**Objective**
Transcribe each entry below exactly. Pictures do not go in the copy.

Part of a data file
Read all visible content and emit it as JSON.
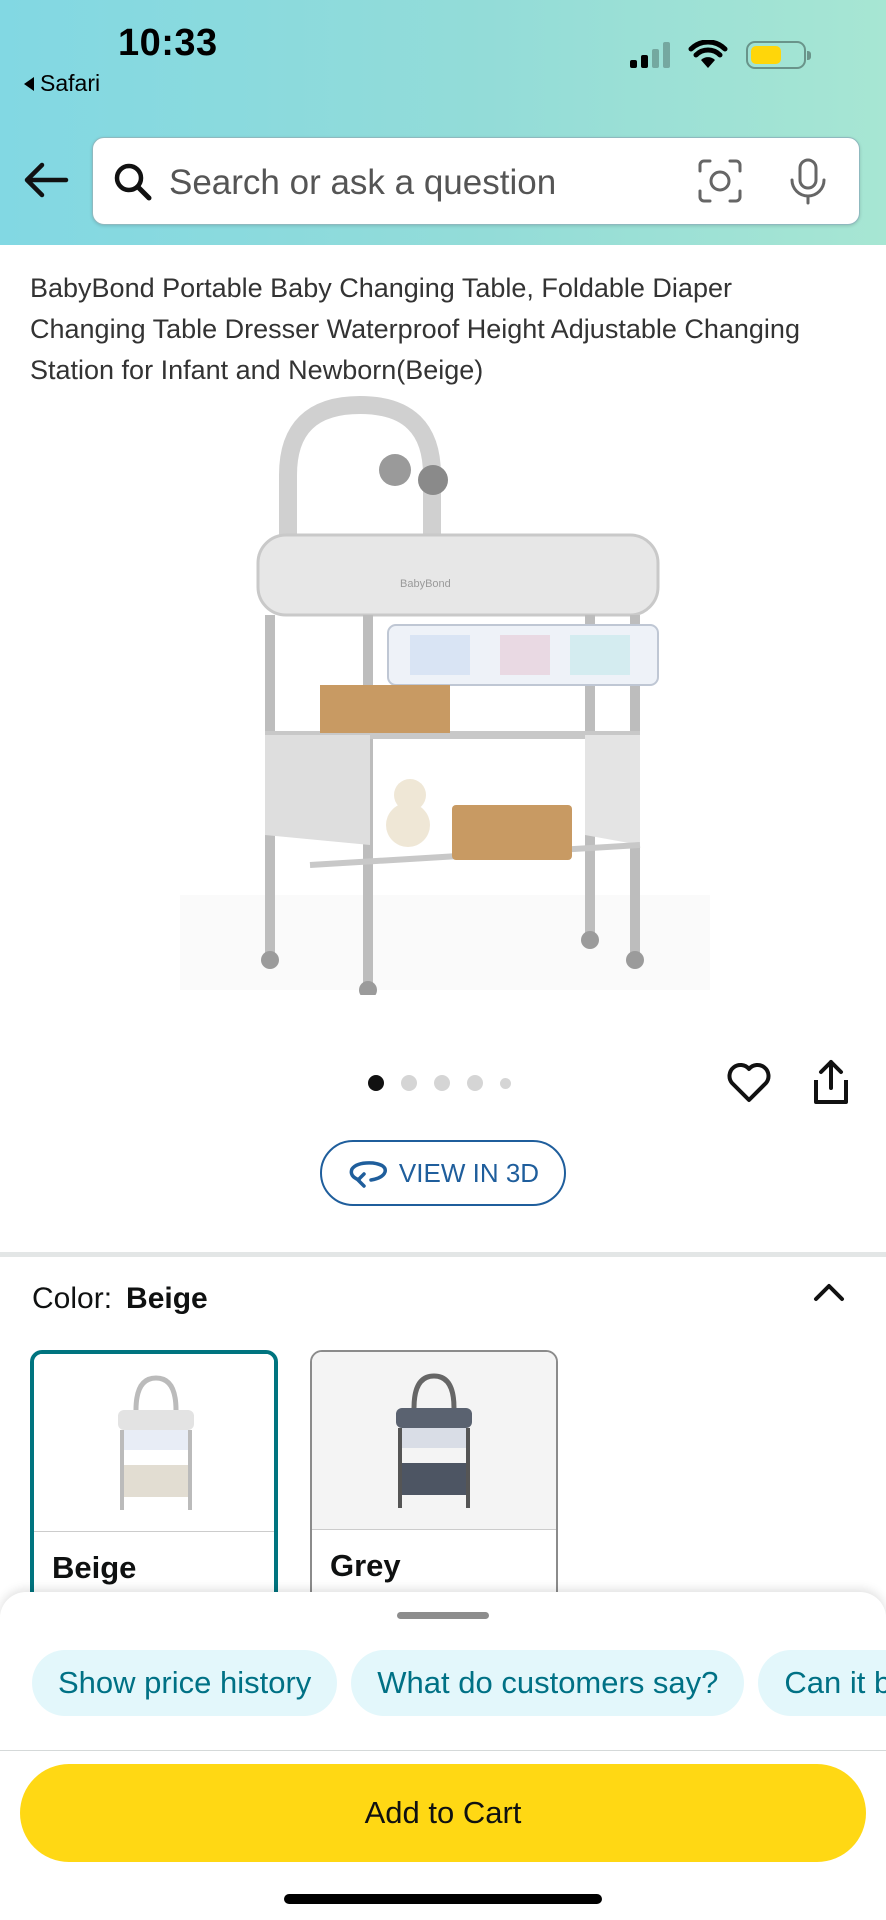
{
  "status_bar": {
    "time": "10:33",
    "back_app": "Safari"
  },
  "search": {
    "placeholder": "Search or ask a question"
  },
  "product": {
    "title": "BabyBond Portable Baby Changing Table, Foldable Diaper Changing Table Dresser Waterproof Height Adjustable Changing Station for Infant and Newborn(Beige)",
    "image_brand_label": "BabyBond",
    "image_count": 5,
    "active_image_index": 0
  },
  "view3d": {
    "label": "VIEW IN 3D"
  },
  "color": {
    "label": "Color:",
    "selected": "Beige",
    "options": [
      {
        "name": "Beige"
      },
      {
        "name": "Grey"
      }
    ]
  },
  "sheet": {
    "chips": [
      "Show price history",
      "What do customers say?",
      "Can it b"
    ],
    "add_to_cart": "Add to Cart"
  },
  "colors": {
    "accent_teal": "#00747f",
    "link_blue": "#1f5e9c",
    "cart_yellow": "#ffd814",
    "chip_bg": "#e3f7fb",
    "battery_yellow": "#ffd60a"
  }
}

**Solution to the problem**
Read all visible content and emit it as JSON.
{
  "status_bar": {
    "time": "10:33",
    "back_app": "Safari"
  },
  "search": {
    "placeholder": "Search or ask a question"
  },
  "product": {
    "title": "BabyBond Portable Baby Changing Table, Foldable Diaper Changing Table Dresser Waterproof Height Adjustable Changing Station for Infant and Newborn(Beige)",
    "image_brand_label": "BabyBond",
    "image_count": 5,
    "active_image_index": 0
  },
  "view3d": {
    "label": "VIEW IN 3D"
  },
  "color": {
    "label": "Color:",
    "selected": "Beige",
    "options": [
      {
        "name": "Beige"
      },
      {
        "name": "Grey"
      }
    ]
  },
  "sheet": {
    "chips": [
      "Show price history",
      "What do customers say?",
      "Can it b"
    ],
    "add_to_cart": "Add to Cart"
  },
  "colors": {
    "accent_teal": "#00747f",
    "link_blue": "#1f5e9c",
    "cart_yellow": "#ffd814",
    "chip_bg": "#e3f7fb",
    "battery_yellow": "#ffd60a"
  }
}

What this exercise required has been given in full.